Written task:
Every line from the one containing "Read out every word on this page." to the final line of the material below must be reproduced exactly; leave out all other lines.

── Data to use ──

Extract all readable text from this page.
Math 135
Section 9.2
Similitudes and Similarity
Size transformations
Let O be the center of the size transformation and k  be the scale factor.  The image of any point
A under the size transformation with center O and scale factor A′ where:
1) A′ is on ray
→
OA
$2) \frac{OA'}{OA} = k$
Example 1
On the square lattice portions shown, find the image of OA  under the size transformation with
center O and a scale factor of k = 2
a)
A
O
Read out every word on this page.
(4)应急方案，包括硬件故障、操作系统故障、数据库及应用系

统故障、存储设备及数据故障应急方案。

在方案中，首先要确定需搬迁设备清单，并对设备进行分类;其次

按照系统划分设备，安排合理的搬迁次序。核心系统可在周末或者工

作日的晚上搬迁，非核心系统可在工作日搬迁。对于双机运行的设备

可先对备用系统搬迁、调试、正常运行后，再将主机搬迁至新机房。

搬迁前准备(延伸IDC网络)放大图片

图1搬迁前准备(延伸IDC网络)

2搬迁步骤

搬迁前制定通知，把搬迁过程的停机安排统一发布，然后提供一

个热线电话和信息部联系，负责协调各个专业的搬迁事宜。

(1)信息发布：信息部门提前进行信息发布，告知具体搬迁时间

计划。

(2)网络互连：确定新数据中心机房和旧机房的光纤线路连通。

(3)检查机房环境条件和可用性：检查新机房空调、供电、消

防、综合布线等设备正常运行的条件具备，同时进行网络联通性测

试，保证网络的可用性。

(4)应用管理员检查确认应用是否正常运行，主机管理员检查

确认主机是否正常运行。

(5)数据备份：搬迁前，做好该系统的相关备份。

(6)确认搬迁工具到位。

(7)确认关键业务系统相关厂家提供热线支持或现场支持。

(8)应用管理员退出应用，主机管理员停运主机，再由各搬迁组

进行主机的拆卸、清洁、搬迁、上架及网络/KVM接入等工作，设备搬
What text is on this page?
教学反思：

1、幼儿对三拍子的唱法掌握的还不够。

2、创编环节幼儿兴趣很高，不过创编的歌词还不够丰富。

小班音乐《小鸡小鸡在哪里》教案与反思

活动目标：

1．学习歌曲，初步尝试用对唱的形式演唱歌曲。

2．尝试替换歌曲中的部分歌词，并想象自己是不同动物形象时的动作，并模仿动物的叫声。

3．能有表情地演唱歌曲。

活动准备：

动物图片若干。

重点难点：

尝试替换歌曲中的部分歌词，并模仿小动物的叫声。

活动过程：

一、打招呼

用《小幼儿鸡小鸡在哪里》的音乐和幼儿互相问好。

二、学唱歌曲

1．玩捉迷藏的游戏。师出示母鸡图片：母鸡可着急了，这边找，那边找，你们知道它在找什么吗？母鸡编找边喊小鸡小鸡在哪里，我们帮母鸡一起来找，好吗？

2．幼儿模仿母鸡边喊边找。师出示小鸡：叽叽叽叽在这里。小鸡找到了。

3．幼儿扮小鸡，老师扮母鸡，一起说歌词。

───

Correct answer:
Read out every word on this page.
(4)应急方案，包括硬件故障、操作系统故障、数据库及应用系

统故障、存储设备及数据故障应急方案。

在方案中，首先要确定需搬迁设备清单，并对设备进行分类;其次

按照系统划分设备，安排合理的搬迁次序。核心系统可在周末或者工

作日的晚上搬迁，非核心系统可在工作日搬迁。对于双机运行的设备

可先对备用系统搬迁、调试、正常运行后，再将主机搬迁至新机房。

搬迁前准备(延伸IDC网络)放大图片

图1搬迁前准备(延伸IDC网络)

2搬迁步骤

搬迁前制定通知，把搬迁过程的停机安排统一发布，然后提供一

个热线电话和信息部联系，负责协调各个专业的搬迁事宜。

(1)信息发布：信息部门提前进行信息发布，告知具体搬迁时间

计划。

(2)网络互连：确定新数据中心机房和旧机房的光纤线路连通。

(3)检查机房环境条件和可用性：检查新机房空调、供电、消

防、综合布线等设备正常运行的条件具备，同时进行网络联通性测

试，保证网络的可用性。

(4)应用管理员检查确认应用是否正常运行，主机管理员检查

确认主机是否正常运行。

(5)数据备份：搬迁前，做好该系统的相关备份。

(6)确认搬迁工具到位。

(7)确认关键业务系统相关厂家提供热线支持或现场支持。

(8)应用管理员退出应用，主机管理员停运主机，再由各搬迁组

进行主机的拆卸、清洁、搬迁、上架及网络/KVM接入等工作，设备搬
What text is on this page?
教学反思：

1、幼儿对三拍子的唱法掌握的还不够。

2、创编环节幼儿兴趣很高，不过创编的歌词还不够丰富。

小班音乐《小鸡小鸡在哪里》教案与反思

活动目标：

1．学习歌曲，初步尝试用对唱的形式演唱歌曲。

2．尝试替换歌曲中的部分歌词，并想象自己是不同动物形象时的动作，并模仿动物的叫声。

3．能有表情地演唱歌曲。

活动准备：

动物图片若干。

重点难点：

尝试替换歌曲中的部分歌词，并模仿小动物的叫声。

活动过程：

一、打招呼

用《小幼儿鸡小鸡在哪里》的音乐和幼儿互相问好。

二、学唱歌曲

1．玩捉迷藏的游戏。师出示母鸡图片：母鸡可着急了，这边找，那边找，你们知道它在找什么吗？母鸡编找边喊小鸡小鸡在哪里，我们帮母鸡一起来找，好吗？

2．幼儿模仿母鸡边喊边找。师出示小鸡：叽叽叽叽在这里。小鸡找到了。

3．幼儿扮小鸡，老师扮母鸡，一起说歌词。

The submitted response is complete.